Count how many lines contain the word "verification". Respond with the number alone.

Records excerpted from a collection:
— Start —

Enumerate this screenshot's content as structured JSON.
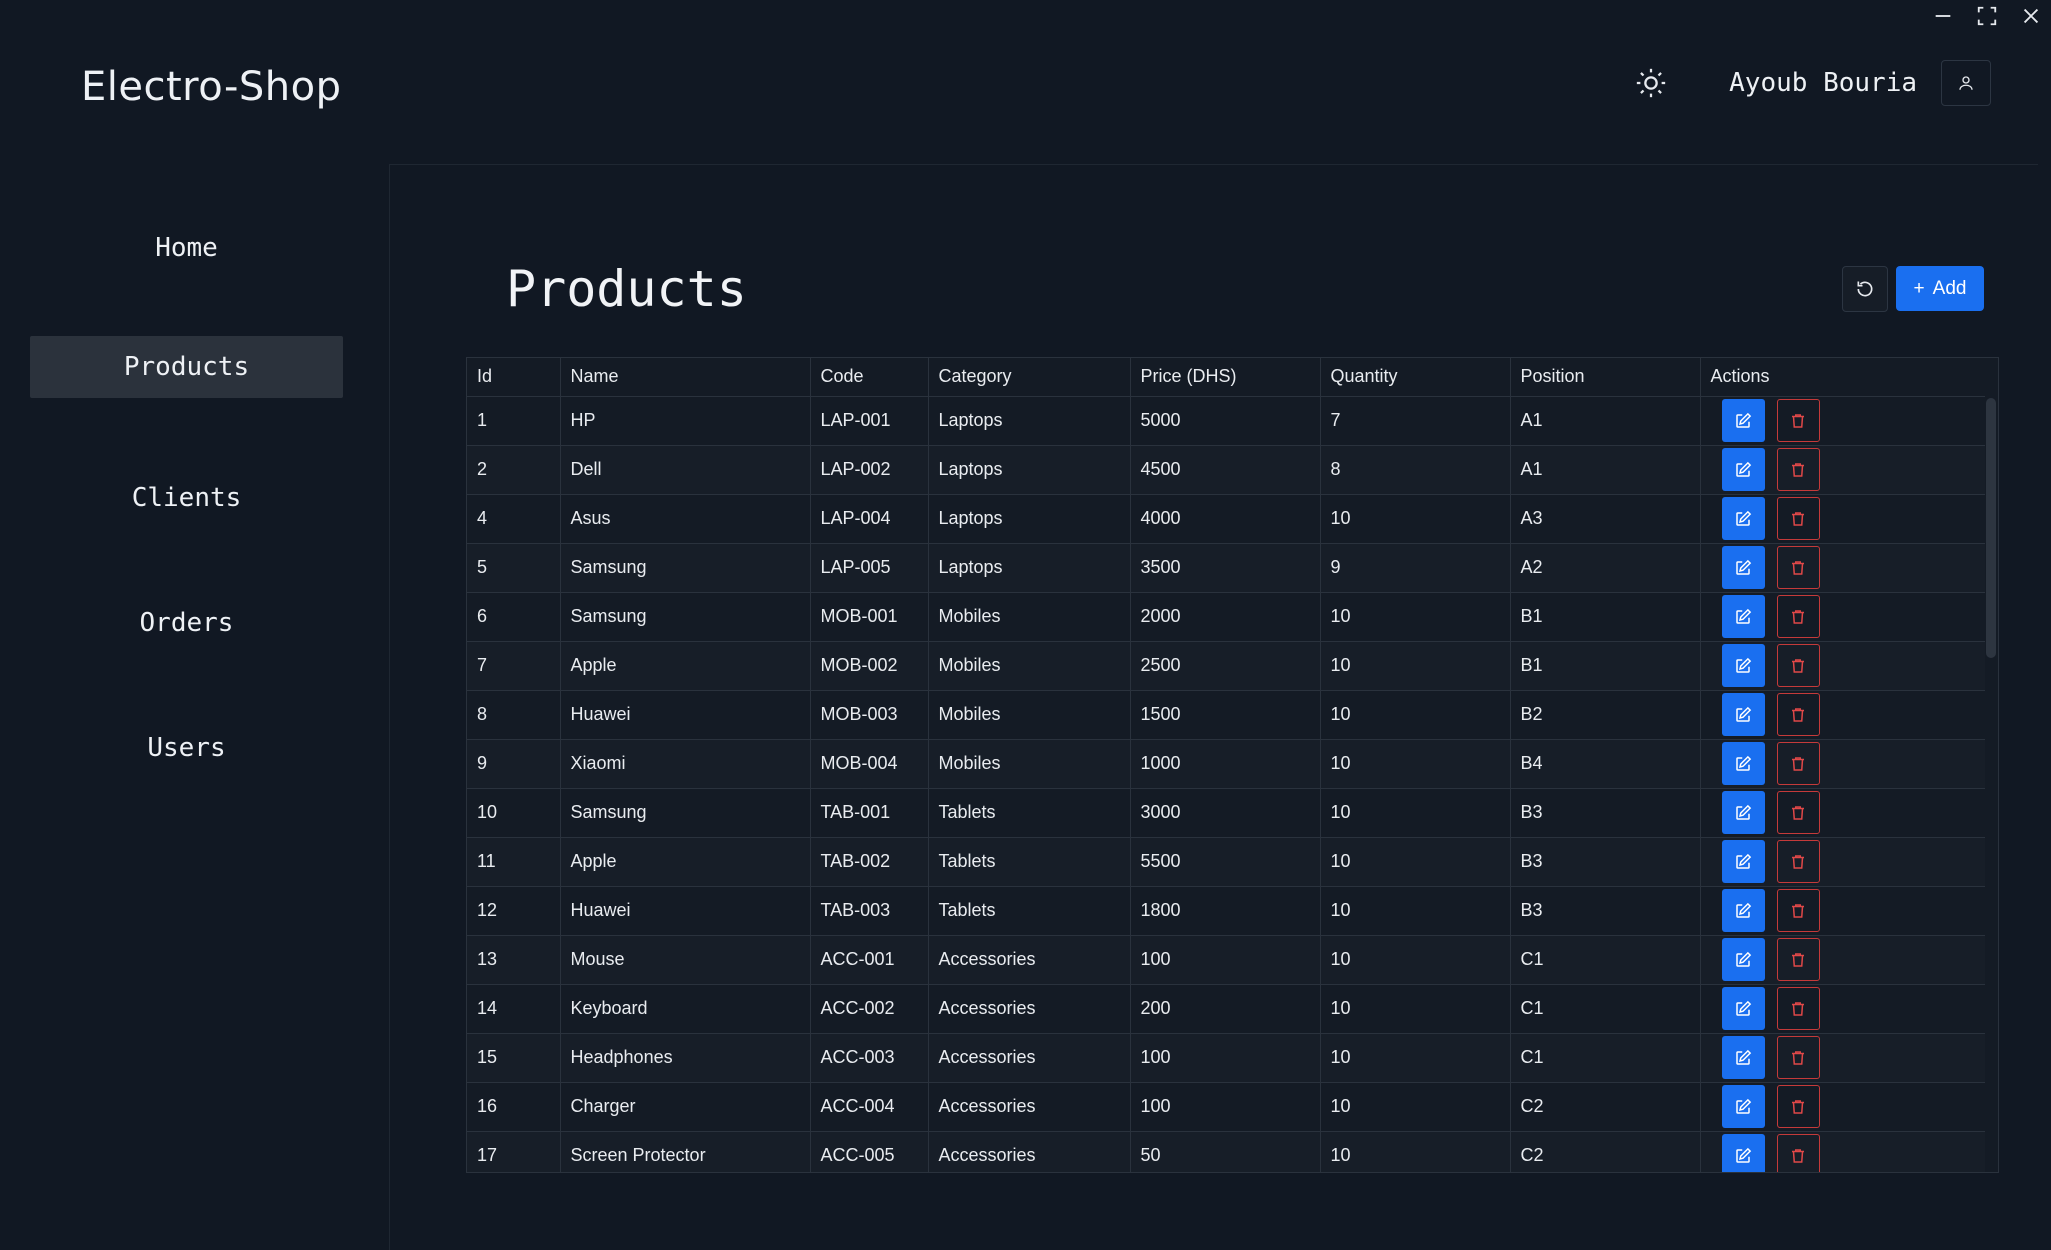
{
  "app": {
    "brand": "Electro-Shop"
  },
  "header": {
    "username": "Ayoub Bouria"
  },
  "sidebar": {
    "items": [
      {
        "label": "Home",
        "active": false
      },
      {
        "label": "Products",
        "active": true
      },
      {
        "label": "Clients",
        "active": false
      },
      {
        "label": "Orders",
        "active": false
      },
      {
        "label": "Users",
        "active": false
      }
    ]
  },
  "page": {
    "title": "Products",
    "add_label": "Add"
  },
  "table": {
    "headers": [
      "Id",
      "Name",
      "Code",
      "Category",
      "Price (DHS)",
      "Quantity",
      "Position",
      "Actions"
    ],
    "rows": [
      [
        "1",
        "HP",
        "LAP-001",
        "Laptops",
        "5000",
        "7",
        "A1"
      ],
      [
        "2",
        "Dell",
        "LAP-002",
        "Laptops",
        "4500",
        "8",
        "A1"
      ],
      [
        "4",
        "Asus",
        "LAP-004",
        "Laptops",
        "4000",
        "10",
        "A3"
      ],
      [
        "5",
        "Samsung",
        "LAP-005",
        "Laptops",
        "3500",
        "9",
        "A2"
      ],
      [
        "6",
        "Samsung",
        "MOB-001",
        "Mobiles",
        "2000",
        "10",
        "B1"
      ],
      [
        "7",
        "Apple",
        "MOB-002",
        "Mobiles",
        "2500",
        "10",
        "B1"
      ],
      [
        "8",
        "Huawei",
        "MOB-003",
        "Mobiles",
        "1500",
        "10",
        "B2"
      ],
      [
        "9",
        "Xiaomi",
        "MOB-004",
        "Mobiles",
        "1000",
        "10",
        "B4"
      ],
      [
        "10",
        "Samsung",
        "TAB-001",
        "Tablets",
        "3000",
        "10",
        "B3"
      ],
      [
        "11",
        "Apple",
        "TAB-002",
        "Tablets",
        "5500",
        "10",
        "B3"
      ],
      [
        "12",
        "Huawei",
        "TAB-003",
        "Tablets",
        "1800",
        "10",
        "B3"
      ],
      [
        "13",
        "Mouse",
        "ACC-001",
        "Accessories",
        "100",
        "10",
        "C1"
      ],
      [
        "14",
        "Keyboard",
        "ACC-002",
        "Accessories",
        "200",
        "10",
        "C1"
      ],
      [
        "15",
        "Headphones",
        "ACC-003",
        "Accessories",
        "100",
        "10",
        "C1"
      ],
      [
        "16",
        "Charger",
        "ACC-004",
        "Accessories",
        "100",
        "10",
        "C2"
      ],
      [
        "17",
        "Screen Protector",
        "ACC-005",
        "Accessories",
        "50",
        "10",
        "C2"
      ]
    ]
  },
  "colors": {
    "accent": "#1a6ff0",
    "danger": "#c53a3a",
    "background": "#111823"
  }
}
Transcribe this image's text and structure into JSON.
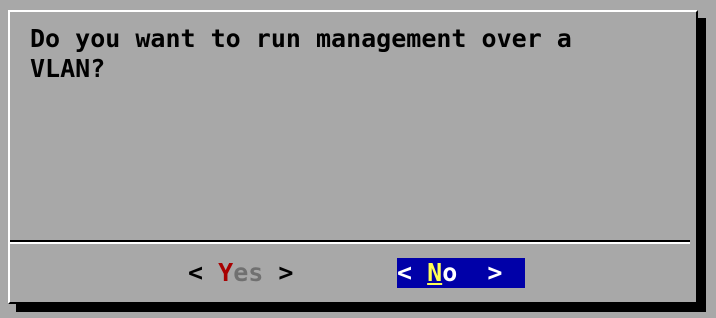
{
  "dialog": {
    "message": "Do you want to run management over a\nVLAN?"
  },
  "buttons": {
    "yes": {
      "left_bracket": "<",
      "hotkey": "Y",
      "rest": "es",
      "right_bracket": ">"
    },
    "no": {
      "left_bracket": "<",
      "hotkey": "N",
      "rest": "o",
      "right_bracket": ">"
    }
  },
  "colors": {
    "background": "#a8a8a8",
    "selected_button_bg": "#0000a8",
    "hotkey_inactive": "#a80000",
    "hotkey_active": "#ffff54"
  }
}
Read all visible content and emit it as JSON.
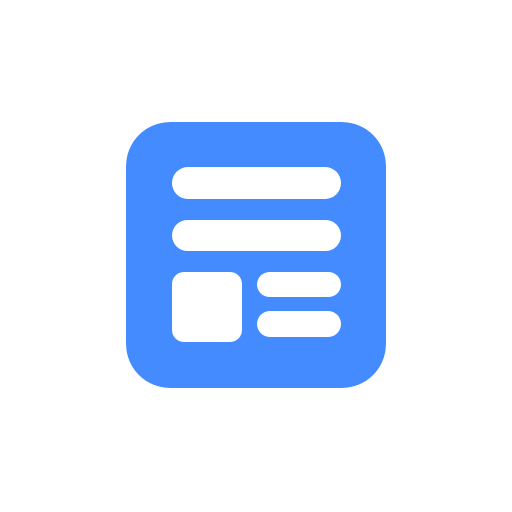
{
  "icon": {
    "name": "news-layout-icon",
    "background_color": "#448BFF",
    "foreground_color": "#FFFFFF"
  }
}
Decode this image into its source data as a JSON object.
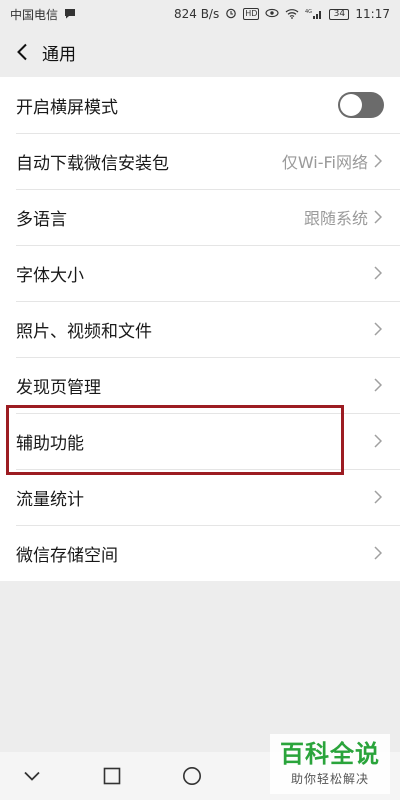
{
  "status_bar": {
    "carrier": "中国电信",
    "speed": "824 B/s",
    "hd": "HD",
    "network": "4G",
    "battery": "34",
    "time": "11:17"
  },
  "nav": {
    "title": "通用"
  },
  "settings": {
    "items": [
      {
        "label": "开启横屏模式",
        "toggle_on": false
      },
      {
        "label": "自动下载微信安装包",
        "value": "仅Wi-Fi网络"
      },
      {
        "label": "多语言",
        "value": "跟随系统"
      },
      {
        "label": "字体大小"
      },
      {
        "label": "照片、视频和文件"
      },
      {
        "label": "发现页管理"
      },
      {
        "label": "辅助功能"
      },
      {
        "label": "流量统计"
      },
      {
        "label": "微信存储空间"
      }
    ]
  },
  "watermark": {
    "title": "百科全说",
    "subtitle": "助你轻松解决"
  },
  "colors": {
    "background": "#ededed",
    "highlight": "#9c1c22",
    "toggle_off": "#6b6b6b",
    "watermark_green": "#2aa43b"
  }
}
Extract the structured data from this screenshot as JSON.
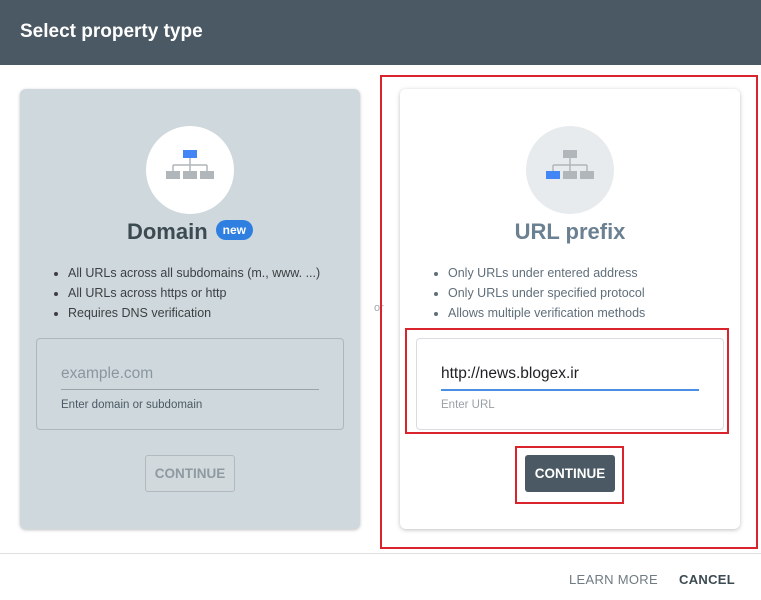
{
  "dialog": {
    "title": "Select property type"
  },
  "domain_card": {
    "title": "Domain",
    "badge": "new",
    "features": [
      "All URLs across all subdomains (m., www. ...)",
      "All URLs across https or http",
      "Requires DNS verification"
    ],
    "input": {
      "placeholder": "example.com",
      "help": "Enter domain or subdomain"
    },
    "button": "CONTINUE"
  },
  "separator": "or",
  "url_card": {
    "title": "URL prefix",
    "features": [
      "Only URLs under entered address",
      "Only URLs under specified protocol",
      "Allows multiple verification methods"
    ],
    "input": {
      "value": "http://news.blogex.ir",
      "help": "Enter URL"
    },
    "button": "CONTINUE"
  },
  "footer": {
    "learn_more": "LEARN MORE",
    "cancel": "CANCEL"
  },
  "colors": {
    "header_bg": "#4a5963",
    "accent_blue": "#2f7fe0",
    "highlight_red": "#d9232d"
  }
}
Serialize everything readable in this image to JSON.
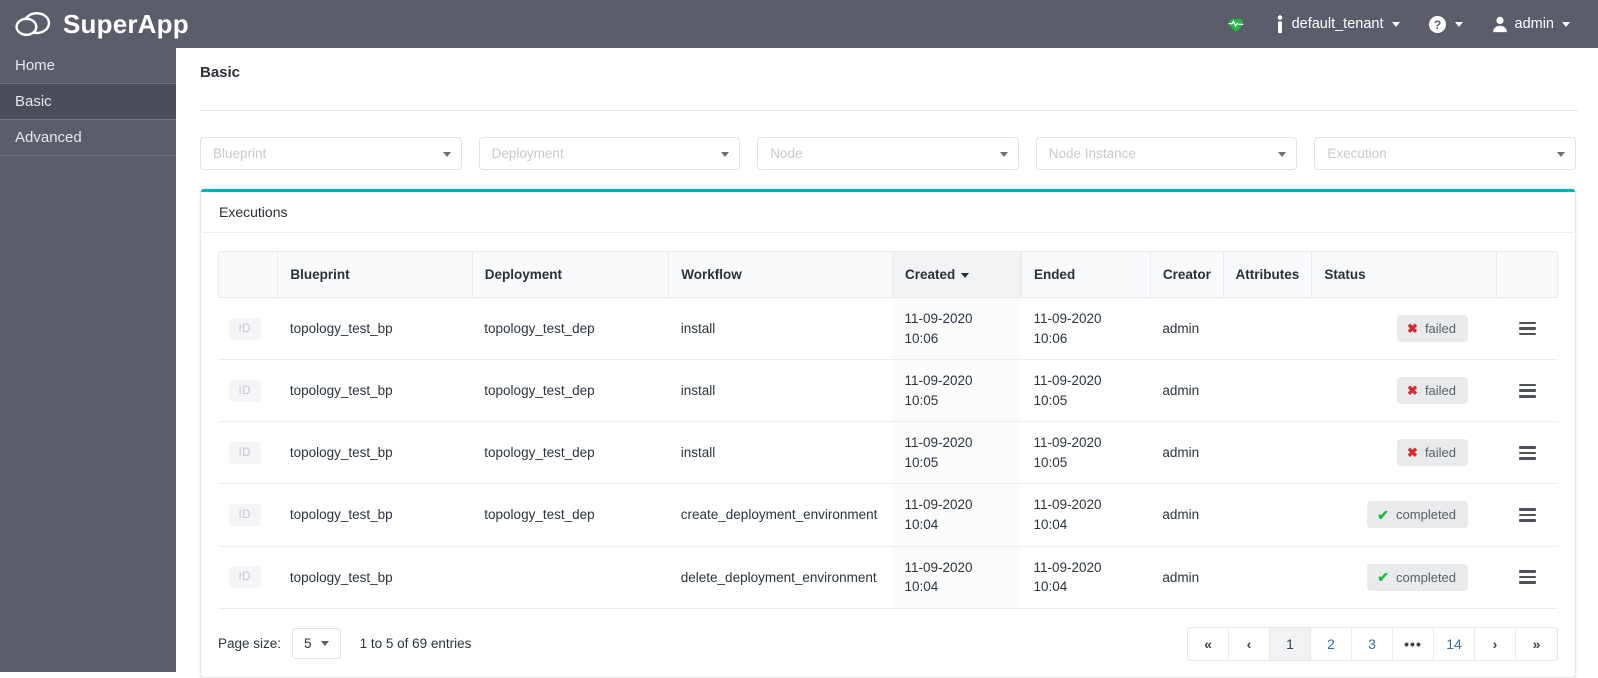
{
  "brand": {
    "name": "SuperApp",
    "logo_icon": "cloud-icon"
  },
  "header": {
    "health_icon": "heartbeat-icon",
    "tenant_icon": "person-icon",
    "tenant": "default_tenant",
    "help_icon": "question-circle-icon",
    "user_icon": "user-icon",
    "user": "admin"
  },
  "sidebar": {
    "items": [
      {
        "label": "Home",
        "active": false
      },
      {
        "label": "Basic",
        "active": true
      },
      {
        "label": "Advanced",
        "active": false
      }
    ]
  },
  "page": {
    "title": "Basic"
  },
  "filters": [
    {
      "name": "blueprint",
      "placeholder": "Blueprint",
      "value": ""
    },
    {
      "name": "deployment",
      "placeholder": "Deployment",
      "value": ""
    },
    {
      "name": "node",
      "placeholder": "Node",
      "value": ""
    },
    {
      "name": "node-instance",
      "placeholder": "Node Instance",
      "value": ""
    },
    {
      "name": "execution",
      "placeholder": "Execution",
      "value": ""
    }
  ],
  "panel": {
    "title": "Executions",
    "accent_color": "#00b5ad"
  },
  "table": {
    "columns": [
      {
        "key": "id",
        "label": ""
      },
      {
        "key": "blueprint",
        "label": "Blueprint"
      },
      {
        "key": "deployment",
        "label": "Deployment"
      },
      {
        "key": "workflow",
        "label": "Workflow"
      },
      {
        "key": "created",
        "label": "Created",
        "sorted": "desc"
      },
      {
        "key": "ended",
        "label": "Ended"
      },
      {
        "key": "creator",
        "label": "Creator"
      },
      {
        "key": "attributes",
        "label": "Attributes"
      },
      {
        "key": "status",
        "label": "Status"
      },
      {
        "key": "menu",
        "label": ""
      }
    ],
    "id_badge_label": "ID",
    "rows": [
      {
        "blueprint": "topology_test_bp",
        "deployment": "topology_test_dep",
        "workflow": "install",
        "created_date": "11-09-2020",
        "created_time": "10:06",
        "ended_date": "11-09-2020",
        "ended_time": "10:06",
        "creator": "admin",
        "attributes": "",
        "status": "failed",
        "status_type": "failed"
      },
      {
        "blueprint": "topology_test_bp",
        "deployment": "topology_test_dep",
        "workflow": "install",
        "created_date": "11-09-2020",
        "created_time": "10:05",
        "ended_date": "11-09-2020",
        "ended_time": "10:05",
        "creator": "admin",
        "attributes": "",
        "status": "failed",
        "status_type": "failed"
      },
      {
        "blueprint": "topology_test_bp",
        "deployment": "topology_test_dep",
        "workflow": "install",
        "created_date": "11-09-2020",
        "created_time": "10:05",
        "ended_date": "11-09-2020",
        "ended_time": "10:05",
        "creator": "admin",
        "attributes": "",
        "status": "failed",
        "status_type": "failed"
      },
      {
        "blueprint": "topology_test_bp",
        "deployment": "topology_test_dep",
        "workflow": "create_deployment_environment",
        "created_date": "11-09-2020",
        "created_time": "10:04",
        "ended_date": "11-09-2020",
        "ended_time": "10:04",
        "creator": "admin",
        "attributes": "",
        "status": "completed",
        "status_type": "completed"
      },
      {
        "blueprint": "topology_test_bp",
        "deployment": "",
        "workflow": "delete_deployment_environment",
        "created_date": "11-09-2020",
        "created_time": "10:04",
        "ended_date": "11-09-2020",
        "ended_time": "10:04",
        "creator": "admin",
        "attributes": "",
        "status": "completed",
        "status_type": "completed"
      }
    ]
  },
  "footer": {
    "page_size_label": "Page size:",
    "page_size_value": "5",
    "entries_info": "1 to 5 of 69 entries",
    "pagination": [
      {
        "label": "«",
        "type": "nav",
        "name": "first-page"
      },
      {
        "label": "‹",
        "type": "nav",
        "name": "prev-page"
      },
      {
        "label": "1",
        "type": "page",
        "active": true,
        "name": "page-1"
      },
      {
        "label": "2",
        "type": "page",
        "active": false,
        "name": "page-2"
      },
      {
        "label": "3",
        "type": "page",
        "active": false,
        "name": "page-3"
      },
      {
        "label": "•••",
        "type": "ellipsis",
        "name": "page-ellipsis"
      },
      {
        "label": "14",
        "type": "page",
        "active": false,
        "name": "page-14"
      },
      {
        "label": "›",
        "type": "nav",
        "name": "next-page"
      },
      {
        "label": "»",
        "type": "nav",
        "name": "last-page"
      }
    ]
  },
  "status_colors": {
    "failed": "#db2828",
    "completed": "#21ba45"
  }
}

— End —

◆ **Written response**: 2